▶ **RECORDS FOR PROCESSING**
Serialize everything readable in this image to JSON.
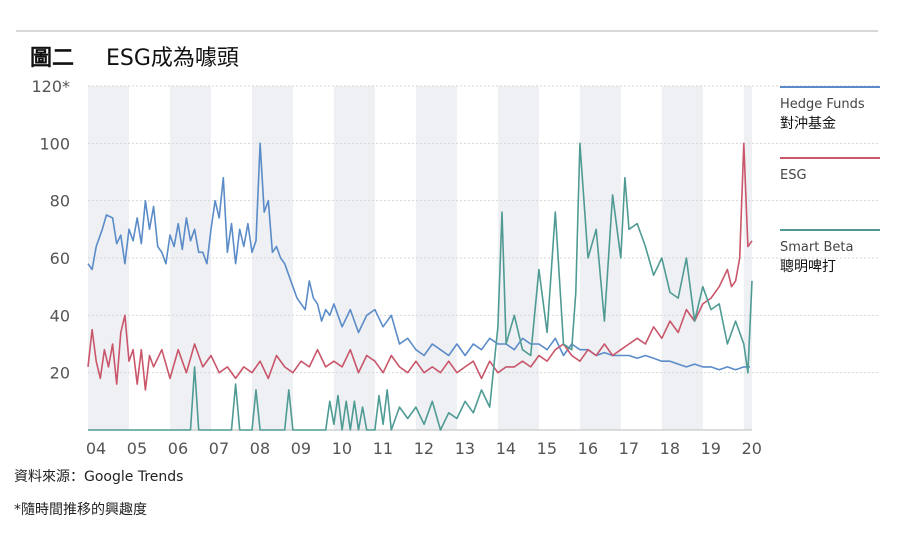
{
  "figure": {
    "label": "圖二",
    "subject": "ESG成為噱頭"
  },
  "source_text": "資料來源：Google Trends",
  "note_text": "*隨時間推移的興趣度",
  "legend": [
    {
      "label": "Hedge Funds",
      "sublabel": "對沖基金",
      "color": "#5b8cc9"
    },
    {
      "label": "ESG",
      "sublabel": "",
      "color": "#c9566a"
    },
    {
      "label": "Smart Beta",
      "sublabel": "聰明啤打",
      "color": "#4f9b94"
    }
  ],
  "chart_data": {
    "type": "line",
    "title": "ESG成為噱頭",
    "ylim": [
      0,
      120
    ],
    "yticks": [
      20,
      40,
      60,
      80,
      100
    ],
    "ytick_top_label": "120*",
    "xlim": [
      2004,
      2020.2
    ],
    "xtick_labels": [
      "04",
      "05",
      "06",
      "07",
      "08",
      "09",
      "10",
      "11",
      "12",
      "13",
      "14",
      "15",
      "16",
      "17",
      "18",
      "19",
      "20"
    ],
    "shaded_years": [
      2004,
      2006,
      2008,
      2010,
      2012,
      2014,
      2016,
      2018,
      2020
    ],
    "grid": true,
    "series": [
      {
        "name": "Hedge Funds",
        "color": "#5b8cc9",
        "x": [
          2004.0,
          2004.1,
          2004.2,
          2004.35,
          2004.45,
          2004.6,
          2004.7,
          2004.8,
          2004.9,
          2005.0,
          2005.1,
          2005.2,
          2005.3,
          2005.4,
          2005.5,
          2005.6,
          2005.7,
          2005.8,
          2005.9,
          2006.0,
          2006.1,
          2006.2,
          2006.3,
          2006.4,
          2006.5,
          2006.6,
          2006.7,
          2006.8,
          2006.9,
          2007.0,
          2007.1,
          2007.2,
          2007.3,
          2007.4,
          2007.5,
          2007.6,
          2007.7,
          2007.8,
          2007.9,
          2008.0,
          2008.1,
          2008.2,
          2008.3,
          2008.4,
          2008.5,
          2008.6,
          2008.7,
          2008.8,
          2008.9,
          2009.0,
          2009.1,
          2009.2,
          2009.3,
          2009.4,
          2009.5,
          2009.6,
          2009.7,
          2009.8,
          2009.9,
          2010.0,
          2010.2,
          2010.4,
          2010.6,
          2010.8,
          2011.0,
          2011.2,
          2011.4,
          2011.6,
          2011.8,
          2012.0,
          2012.2,
          2012.4,
          2012.6,
          2012.8,
          2013.0,
          2013.2,
          2013.4,
          2013.6,
          2013.8,
          2014.0,
          2014.2,
          2014.4,
          2014.6,
          2014.8,
          2015.0,
          2015.2,
          2015.4,
          2015.6,
          2015.8,
          2016.0,
          2016.2,
          2016.4,
          2016.6,
          2016.8,
          2017.0,
          2017.2,
          2017.4,
          2017.6,
          2017.8,
          2018.0,
          2018.2,
          2018.4,
          2018.6,
          2018.8,
          2019.0,
          2019.2,
          2019.4,
          2019.6,
          2019.8,
          2020.0,
          2020.15
        ],
        "values": [
          58,
          56,
          64,
          70,
          75,
          74,
          65,
          68,
          58,
          70,
          66,
          74,
          65,
          80,
          70,
          78,
          64,
          62,
          58,
          68,
          64,
          72,
          63,
          74,
          66,
          70,
          62,
          62,
          58,
          70,
          80,
          74,
          88,
          62,
          72,
          58,
          70,
          64,
          72,
          62,
          66,
          100,
          76,
          80,
          62,
          64,
          60,
          58,
          54,
          50,
          46,
          44,
          42,
          52,
          46,
          44,
          38,
          42,
          40,
          44,
          36,
          42,
          34,
          40,
          42,
          36,
          40,
          30,
          32,
          28,
          26,
          30,
          28,
          26,
          30,
          26,
          30,
          28,
          32,
          30,
          30,
          28,
          32,
          30,
          30,
          28,
          32,
          26,
          30,
          28,
          28,
          26,
          27,
          26,
          26,
          26,
          25,
          26,
          25,
          24,
          24,
          23,
          22,
          23,
          22,
          22,
          21,
          22,
          21,
          22,
          22
        ]
      },
      {
        "name": "ESG",
        "color": "#c9566a",
        "x": [
          2004.0,
          2004.1,
          2004.2,
          2004.3,
          2004.4,
          2004.5,
          2004.6,
          2004.7,
          2004.8,
          2004.9,
          2005.0,
          2005.1,
          2005.2,
          2005.3,
          2005.4,
          2005.5,
          2005.6,
          2005.8,
          2006.0,
          2006.2,
          2006.4,
          2006.6,
          2006.8,
          2007.0,
          2007.2,
          2007.4,
          2007.6,
          2007.8,
          2008.0,
          2008.2,
          2008.4,
          2008.6,
          2008.8,
          2009.0,
          2009.2,
          2009.4,
          2009.6,
          2009.8,
          2010.0,
          2010.2,
          2010.4,
          2010.6,
          2010.8,
          2011.0,
          2011.2,
          2011.4,
          2011.6,
          2011.8,
          2012.0,
          2012.2,
          2012.4,
          2012.6,
          2012.8,
          2013.0,
          2013.2,
          2013.4,
          2013.6,
          2013.8,
          2014.0,
          2014.2,
          2014.4,
          2014.6,
          2014.8,
          2015.0,
          2015.2,
          2015.4,
          2015.6,
          2015.8,
          2016.0,
          2016.2,
          2016.4,
          2016.6,
          2016.8,
          2017.0,
          2017.2,
          2017.4,
          2017.6,
          2017.8,
          2018.0,
          2018.2,
          2018.4,
          2018.6,
          2018.8,
          2019.0,
          2019.2,
          2019.4,
          2019.6,
          2019.7,
          2019.8,
          2019.9,
          2020.0,
          2020.1,
          2020.2
        ],
        "values": [
          22,
          35,
          24,
          18,
          28,
          22,
          30,
          16,
          34,
          40,
          24,
          28,
          16,
          28,
          14,
          26,
          22,
          28,
          18,
          28,
          20,
          30,
          22,
          26,
          20,
          22,
          18,
          22,
          20,
          24,
          18,
          26,
          22,
          20,
          24,
          22,
          28,
          22,
          24,
          22,
          28,
          20,
          26,
          24,
          20,
          26,
          22,
          20,
          24,
          20,
          22,
          20,
          24,
          20,
          22,
          24,
          18,
          24,
          20,
          22,
          22,
          24,
          22,
          26,
          24,
          28,
          30,
          26,
          24,
          28,
          26,
          30,
          26,
          28,
          30,
          32,
          30,
          36,
          32,
          38,
          34,
          42,
          38,
          44,
          46,
          50,
          56,
          50,
          52,
          60,
          100,
          64,
          66
        ]
      },
      {
        "name": "Smart Beta",
        "color": "#4f9b94",
        "x": [
          2004.0,
          2006.5,
          2006.6,
          2006.7,
          2006.8,
          2007.0,
          2007.5,
          2007.6,
          2007.7,
          2008.0,
          2008.1,
          2008.2,
          2008.3,
          2008.8,
          2008.9,
          2009.0,
          2009.8,
          2009.9,
          2010.0,
          2010.1,
          2010.2,
          2010.3,
          2010.4,
          2010.5,
          2010.6,
          2010.7,
          2010.8,
          2011.0,
          2011.1,
          2011.2,
          2011.3,
          2011.4,
          2011.6,
          2011.8,
          2012.0,
          2012.2,
          2012.4,
          2012.6,
          2012.8,
          2013.0,
          2013.2,
          2013.4,
          2013.6,
          2013.8,
          2014.0,
          2014.1,
          2014.2,
          2014.4,
          2014.6,
          2014.8,
          2015.0,
          2015.2,
          2015.4,
          2015.6,
          2015.8,
          2015.9,
          2016.0,
          2016.2,
          2016.4,
          2016.6,
          2016.8,
          2017.0,
          2017.1,
          2017.2,
          2017.4,
          2017.6,
          2017.8,
          2018.0,
          2018.2,
          2018.4,
          2018.6,
          2018.8,
          2019.0,
          2019.2,
          2019.4,
          2019.6,
          2019.8,
          2020.0,
          2020.1,
          2020.2
        ],
        "values": [
          0,
          0,
          22,
          0,
          0,
          0,
          0,
          16,
          0,
          0,
          14,
          0,
          0,
          0,
          14,
          0,
          0,
          10,
          2,
          12,
          0,
          10,
          0,
          10,
          0,
          8,
          0,
          0,
          12,
          2,
          14,
          0,
          8,
          4,
          8,
          2,
          10,
          0,
          6,
          4,
          10,
          6,
          14,
          8,
          36,
          76,
          30,
          40,
          28,
          26,
          56,
          34,
          76,
          30,
          28,
          48,
          100,
          60,
          70,
          38,
          82,
          60,
          88,
          70,
          72,
          64,
          54,
          60,
          48,
          46,
          60,
          38,
          50,
          42,
          44,
          30,
          38,
          30,
          20,
          52
        ]
      }
    ]
  }
}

▶ **TO DO**
Extract every line that has the string "color" in it.

▶ **TASK RESULT**
      "color": "#5b8cc9"
      "color": "#c9566a"
      "color": "#4f9b94"
        "color": "#5b8cc9",
        "color": "#c9566a",
        "color": "#4f9b94",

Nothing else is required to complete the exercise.